__Task objective__. All lines in the data bearing the string "匿名用户" should be identified and copied.

__Input data__.
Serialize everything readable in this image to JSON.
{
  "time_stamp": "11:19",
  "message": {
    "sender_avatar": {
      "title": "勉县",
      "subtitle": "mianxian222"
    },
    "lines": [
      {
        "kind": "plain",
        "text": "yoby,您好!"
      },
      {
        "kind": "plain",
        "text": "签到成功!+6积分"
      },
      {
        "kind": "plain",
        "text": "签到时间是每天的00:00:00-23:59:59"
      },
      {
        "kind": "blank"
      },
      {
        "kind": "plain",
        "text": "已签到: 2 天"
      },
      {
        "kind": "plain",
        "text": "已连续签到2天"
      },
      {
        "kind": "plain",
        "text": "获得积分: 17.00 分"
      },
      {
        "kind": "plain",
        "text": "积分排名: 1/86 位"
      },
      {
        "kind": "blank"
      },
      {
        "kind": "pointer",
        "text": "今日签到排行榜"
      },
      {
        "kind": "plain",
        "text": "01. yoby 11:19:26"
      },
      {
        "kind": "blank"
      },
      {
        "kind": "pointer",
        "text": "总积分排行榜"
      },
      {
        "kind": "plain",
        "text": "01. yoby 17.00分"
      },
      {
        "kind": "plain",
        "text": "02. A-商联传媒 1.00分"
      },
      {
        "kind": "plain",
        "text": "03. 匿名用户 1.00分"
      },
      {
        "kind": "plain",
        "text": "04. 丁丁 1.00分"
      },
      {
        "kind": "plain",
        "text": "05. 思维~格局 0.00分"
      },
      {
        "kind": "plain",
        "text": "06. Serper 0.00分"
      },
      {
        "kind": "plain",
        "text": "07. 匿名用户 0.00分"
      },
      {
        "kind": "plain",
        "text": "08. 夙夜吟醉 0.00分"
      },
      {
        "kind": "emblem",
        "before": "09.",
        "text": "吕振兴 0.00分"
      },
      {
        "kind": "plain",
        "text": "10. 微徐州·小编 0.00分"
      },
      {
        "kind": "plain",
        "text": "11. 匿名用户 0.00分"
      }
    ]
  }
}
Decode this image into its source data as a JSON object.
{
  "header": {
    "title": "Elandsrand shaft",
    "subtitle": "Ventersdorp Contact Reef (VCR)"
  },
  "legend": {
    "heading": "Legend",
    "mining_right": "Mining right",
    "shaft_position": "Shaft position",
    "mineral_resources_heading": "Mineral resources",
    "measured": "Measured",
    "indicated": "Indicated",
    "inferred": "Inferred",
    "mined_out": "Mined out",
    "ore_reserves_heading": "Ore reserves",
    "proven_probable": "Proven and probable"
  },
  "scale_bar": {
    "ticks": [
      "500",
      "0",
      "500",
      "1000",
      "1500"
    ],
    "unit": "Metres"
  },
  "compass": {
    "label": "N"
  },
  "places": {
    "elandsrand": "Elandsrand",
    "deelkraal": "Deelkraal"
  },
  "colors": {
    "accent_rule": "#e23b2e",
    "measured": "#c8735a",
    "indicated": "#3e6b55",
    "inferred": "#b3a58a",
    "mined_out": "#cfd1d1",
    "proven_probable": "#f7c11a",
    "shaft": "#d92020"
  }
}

__Full output__.
        "text": "03. 匿名用户 1.00分"
        "text": "07. 匿名用户 0.00分"
        "text": "11. 匿名用户 0.00分"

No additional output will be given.